(Entries with figure data)
*-*-*

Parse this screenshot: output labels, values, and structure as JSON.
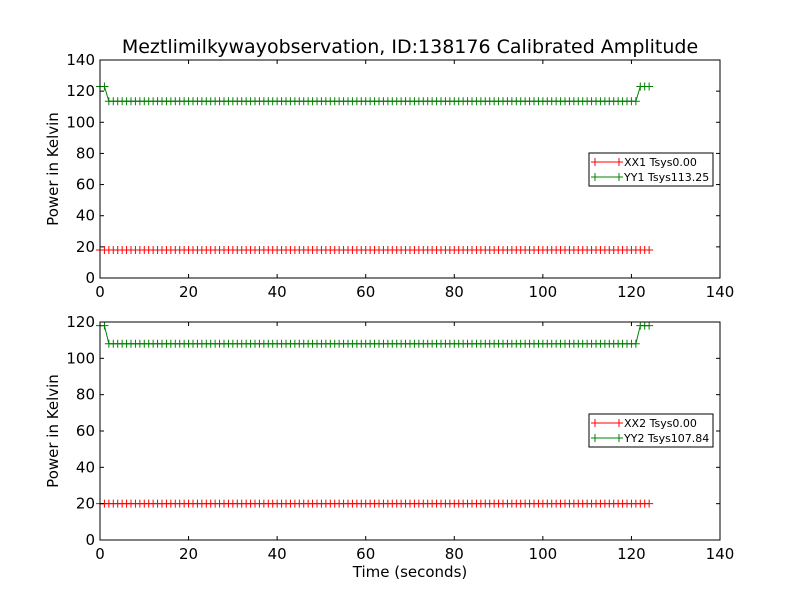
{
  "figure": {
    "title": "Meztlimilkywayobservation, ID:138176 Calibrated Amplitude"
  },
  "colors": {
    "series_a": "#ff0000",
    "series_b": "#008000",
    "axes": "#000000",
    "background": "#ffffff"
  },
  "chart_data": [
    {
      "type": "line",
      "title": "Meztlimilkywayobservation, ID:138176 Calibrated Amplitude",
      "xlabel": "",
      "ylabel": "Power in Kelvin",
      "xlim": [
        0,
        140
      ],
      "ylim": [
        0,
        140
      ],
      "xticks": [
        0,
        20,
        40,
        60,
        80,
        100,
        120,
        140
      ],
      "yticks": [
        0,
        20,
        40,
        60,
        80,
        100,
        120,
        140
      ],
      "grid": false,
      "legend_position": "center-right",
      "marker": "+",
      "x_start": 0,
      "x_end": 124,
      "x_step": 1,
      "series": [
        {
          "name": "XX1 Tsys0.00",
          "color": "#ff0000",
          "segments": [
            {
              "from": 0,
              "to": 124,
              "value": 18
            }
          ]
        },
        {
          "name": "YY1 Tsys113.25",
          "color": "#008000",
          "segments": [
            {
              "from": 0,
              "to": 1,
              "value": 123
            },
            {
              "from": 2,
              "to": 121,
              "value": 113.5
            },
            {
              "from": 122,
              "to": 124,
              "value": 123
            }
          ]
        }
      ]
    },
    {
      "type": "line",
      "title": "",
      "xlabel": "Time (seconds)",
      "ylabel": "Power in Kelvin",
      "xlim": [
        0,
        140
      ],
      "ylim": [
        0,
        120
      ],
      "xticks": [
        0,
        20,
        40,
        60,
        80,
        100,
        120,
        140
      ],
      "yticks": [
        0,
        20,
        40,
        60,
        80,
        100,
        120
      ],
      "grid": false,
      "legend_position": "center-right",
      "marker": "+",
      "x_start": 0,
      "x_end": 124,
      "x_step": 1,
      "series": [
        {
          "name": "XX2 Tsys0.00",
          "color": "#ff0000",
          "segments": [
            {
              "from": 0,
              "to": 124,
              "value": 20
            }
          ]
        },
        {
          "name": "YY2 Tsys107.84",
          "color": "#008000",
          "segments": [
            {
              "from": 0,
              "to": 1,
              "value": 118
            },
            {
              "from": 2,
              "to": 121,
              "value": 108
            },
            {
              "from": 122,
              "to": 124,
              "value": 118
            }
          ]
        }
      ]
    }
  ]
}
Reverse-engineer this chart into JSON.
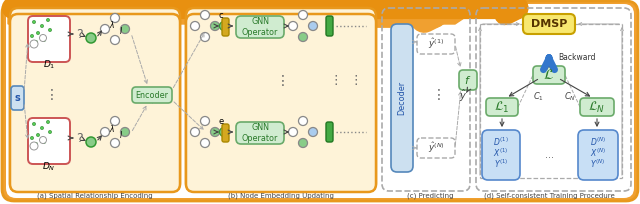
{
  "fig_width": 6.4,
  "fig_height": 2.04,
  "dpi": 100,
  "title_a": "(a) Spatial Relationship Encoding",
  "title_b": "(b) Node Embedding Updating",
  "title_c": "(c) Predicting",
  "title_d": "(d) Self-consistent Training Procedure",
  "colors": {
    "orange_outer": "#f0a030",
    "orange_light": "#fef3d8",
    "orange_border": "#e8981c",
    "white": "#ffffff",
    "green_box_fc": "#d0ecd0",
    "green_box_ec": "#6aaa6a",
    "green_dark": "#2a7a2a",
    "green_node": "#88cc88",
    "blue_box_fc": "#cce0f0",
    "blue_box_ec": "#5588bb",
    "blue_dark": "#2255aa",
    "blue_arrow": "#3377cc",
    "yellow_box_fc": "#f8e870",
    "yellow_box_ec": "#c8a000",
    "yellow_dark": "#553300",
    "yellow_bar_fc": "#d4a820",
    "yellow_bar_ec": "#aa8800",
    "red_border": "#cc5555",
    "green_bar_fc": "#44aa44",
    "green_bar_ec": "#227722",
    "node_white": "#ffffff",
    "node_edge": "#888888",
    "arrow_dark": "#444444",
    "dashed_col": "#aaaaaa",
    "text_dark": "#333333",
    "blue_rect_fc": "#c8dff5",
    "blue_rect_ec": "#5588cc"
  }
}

*-*-*

> _WHAT YOU HAVE TO DO_
Repeat the records above exactly, omitting every picture.

> _RESPONSE TO THE EXERCISE_
Parse this screenshot: output labels, values, and structure as JSON.
{
  "figure": {
    "title": "Meztlimilkywayobservation, ID:138176 Calibrated Amplitude"
  },
  "colors": {
    "series_a": "#ff0000",
    "series_b": "#008000",
    "axes": "#000000",
    "background": "#ffffff"
  },
  "chart_data": [
    {
      "type": "line",
      "title": "Meztlimilkywayobservation, ID:138176 Calibrated Amplitude",
      "xlabel": "",
      "ylabel": "Power in Kelvin",
      "xlim": [
        0,
        140
      ],
      "ylim": [
        0,
        140
      ],
      "xticks": [
        0,
        20,
        40,
        60,
        80,
        100,
        120,
        140
      ],
      "yticks": [
        0,
        20,
        40,
        60,
        80,
        100,
        120,
        140
      ],
      "grid": false,
      "legend_position": "center-right",
      "marker": "+",
      "x_start": 0,
      "x_end": 124,
      "x_step": 1,
      "series": [
        {
          "name": "XX1 Tsys0.00",
          "color": "#ff0000",
          "segments": [
            {
              "from": 0,
              "to": 124,
              "value": 18
            }
          ]
        },
        {
          "name": "YY1 Tsys113.25",
          "color": "#008000",
          "segments": [
            {
              "from": 0,
              "to": 1,
              "value": 123
            },
            {
              "from": 2,
              "to": 121,
              "value": 113.5
            },
            {
              "from": 122,
              "to": 124,
              "value": 123
            }
          ]
        }
      ]
    },
    {
      "type": "line",
      "title": "",
      "xlabel": "Time (seconds)",
      "ylabel": "Power in Kelvin",
      "xlim": [
        0,
        140
      ],
      "ylim": [
        0,
        120
      ],
      "xticks": [
        0,
        20,
        40,
        60,
        80,
        100,
        120,
        140
      ],
      "yticks": [
        0,
        20,
        40,
        60,
        80,
        100,
        120
      ],
      "grid": false,
      "legend_position": "center-right",
      "marker": "+",
      "x_start": 0,
      "x_end": 124,
      "x_step": 1,
      "series": [
        {
          "name": "XX2 Tsys0.00",
          "color": "#ff0000",
          "segments": [
            {
              "from": 0,
              "to": 124,
              "value": 20
            }
          ]
        },
        {
          "name": "YY2 Tsys107.84",
          "color": "#008000",
          "segments": [
            {
              "from": 0,
              "to": 1,
              "value": 118
            },
            {
              "from": 2,
              "to": 121,
              "value": 108
            },
            {
              "from": 122,
              "to": 124,
              "value": 118
            }
          ]
        }
      ]
    }
  ]
}
Reverse-engineer this chart into JSON.
{
  "fig_width": 6.4,
  "fig_height": 2.04,
  "dpi": 100,
  "title_a": "(a) Spatial Relationship Encoding",
  "title_b": "(b) Node Embedding Updating",
  "title_c": "(c) Predicting",
  "title_d": "(d) Self-consistent Training Procedure",
  "colors": {
    "orange_outer": "#f0a030",
    "orange_light": "#fef3d8",
    "orange_border": "#e8981c",
    "white": "#ffffff",
    "green_box_fc": "#d0ecd0",
    "green_box_ec": "#6aaa6a",
    "green_dark": "#2a7a2a",
    "green_node": "#88cc88",
    "blue_box_fc": "#cce0f0",
    "blue_box_ec": "#5588bb",
    "blue_dark": "#2255aa",
    "blue_arrow": "#3377cc",
    "yellow_box_fc": "#f8e870",
    "yellow_box_ec": "#c8a000",
    "yellow_dark": "#553300",
    "yellow_bar_fc": "#d4a820",
    "yellow_bar_ec": "#aa8800",
    "red_border": "#cc5555",
    "green_bar_fc": "#44aa44",
    "green_bar_ec": "#227722",
    "node_white": "#ffffff",
    "node_edge": "#888888",
    "arrow_dark": "#444444",
    "dashed_col": "#aaaaaa",
    "text_dark": "#333333",
    "blue_rect_fc": "#c8dff5",
    "blue_rect_ec": "#5588cc"
  }
}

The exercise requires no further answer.